このように、限界または問題点を抱えた内容でありながらも、この本が長く読み継がれている理由は確かに存在しています。

たとえば、テレビと新聞の影響を考えてみましょう。私はこれらをやめることで、不安感が随分低減したことを数年後に実感しました。日々接していた事故の映像や、生命保険などのコマーシャル、景気動向などの情報によって、無意識のうちに不安感を募らせていることが影響していたのだと感じます。

意志と想像力には、微妙な関係があり、もともと信じようとしない者には自己暗示は効かず、無意識の中で拒否していれば、逆に作用してしまうこともあります。無意識のうちに作りあげた価値観(個人主義、自己実現、物質と精神、未来のビジョンなど)によって、私たちの生き方が変ります。

無意識の世界はなぜ重要なのか。この本を起点に考察してみれば、無意識はヒトの成長にとって不可欠である自己肯定感につながり、洗脳(価値観の植え付け)につながり、医療荒廃の問題につながり、教育やメディア・政治につながっていると気付きます。

だからこそ、この本は売れ続けているのでしょう。ぜひ読んでおきたい本の一冊でした。(「無意識」の世界だからといって、精神分析に取り込まれるような愚はぜひとも避けたい)。

記録の一覧
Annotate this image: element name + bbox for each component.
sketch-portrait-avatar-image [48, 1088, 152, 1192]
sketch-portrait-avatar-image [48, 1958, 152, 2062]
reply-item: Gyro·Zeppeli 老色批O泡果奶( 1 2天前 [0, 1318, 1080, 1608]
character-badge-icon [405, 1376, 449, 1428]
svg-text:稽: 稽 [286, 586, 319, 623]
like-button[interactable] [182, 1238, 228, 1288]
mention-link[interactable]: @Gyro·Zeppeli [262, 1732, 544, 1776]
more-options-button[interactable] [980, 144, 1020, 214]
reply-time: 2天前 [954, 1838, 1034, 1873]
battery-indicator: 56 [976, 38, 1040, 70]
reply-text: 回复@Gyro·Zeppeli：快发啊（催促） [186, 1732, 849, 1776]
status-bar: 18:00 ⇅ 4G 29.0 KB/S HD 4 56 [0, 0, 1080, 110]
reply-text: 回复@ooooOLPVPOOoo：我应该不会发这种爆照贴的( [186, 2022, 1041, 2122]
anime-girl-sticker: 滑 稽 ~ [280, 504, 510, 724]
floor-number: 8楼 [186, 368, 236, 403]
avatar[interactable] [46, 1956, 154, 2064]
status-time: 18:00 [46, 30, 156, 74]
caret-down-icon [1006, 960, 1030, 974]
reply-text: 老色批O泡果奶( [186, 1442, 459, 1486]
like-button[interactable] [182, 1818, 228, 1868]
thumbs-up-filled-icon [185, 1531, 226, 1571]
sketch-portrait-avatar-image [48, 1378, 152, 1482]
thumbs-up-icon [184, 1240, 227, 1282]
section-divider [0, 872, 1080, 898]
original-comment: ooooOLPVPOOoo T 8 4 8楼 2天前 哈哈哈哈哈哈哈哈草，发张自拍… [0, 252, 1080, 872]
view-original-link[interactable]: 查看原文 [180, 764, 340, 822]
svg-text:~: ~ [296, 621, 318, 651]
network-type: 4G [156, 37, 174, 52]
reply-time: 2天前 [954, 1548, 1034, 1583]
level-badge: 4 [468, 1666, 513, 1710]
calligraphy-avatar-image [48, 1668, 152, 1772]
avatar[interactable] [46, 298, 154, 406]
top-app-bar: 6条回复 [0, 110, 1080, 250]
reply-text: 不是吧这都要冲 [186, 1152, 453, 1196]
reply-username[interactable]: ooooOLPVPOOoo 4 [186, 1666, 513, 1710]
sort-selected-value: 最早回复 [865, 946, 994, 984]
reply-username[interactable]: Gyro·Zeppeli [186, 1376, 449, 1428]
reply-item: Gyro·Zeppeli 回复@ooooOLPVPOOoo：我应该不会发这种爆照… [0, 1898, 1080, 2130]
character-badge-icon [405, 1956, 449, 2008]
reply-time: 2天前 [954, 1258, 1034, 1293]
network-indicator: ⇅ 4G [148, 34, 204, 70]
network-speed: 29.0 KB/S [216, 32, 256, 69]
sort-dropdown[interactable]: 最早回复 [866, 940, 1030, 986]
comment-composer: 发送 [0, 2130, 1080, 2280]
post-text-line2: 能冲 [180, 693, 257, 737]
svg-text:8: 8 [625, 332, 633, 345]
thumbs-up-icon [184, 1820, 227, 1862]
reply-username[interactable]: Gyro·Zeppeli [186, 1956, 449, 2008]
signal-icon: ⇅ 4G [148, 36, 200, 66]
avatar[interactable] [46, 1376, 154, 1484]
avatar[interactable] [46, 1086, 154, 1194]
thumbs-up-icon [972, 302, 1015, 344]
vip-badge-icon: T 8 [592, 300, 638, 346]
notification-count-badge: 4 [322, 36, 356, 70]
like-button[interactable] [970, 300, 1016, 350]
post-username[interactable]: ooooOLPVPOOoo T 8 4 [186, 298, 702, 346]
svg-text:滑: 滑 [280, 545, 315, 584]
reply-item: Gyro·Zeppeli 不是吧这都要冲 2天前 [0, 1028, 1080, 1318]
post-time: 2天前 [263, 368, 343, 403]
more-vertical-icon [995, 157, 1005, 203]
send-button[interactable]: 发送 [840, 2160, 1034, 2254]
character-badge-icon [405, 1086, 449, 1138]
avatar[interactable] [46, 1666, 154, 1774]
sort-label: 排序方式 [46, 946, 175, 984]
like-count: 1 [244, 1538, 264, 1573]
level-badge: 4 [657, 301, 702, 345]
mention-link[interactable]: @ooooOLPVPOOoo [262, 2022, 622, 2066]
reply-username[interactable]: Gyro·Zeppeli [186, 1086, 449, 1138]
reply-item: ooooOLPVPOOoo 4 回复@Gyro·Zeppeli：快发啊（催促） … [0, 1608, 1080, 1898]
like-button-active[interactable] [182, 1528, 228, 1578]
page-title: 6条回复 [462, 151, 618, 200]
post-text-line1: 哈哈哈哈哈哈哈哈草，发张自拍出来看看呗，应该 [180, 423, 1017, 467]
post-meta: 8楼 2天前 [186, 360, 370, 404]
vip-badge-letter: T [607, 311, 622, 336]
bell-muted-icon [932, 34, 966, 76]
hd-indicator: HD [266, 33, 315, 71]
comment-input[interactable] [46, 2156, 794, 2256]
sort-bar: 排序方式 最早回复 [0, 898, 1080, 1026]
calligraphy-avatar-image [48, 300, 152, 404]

やること
無意識についての文章の「たとえば、テレビと新聞の影響」から「つながっていると気付きます。」までを、最後の部分も含めて書き出してください。その際、「自己暗示」を「思い込み」に差し替えてください。 これらの記録は、上の文章とは別のところから集めたものです。

答え
たとえば、テレビと新聞の影響を考えてみましょう。私はこれらをやめることで、不安感が随分低減したことを数年後に実感しました。日々接していた事故の映像や、生命保険などのコマーシャル、景気動向などの情報によって、無意識のうちに不安感を募らせていることが影響していたのだと感じます。

意志と想像力には、微妙な関係があり、もともと信じようとしない者には思い込みは効かず、無意識の中で拒否していれば、逆に作用してしまうこともあります。無意識のうちに作りあげた価値観(個人主義、自己実現、物質と精神、未来のビジョンなど)によって、私たちの生き方が変ります。

無意識の世界はなぜ重要なのか。この本を起点に考察してみれば、無意識はヒトの成長にとって不可欠である自己肯定感につながり、洗脳(価値観の植え付け)につながり、医療荒廃の問題につながり、教育やメディア・政治につながっていると気付きます。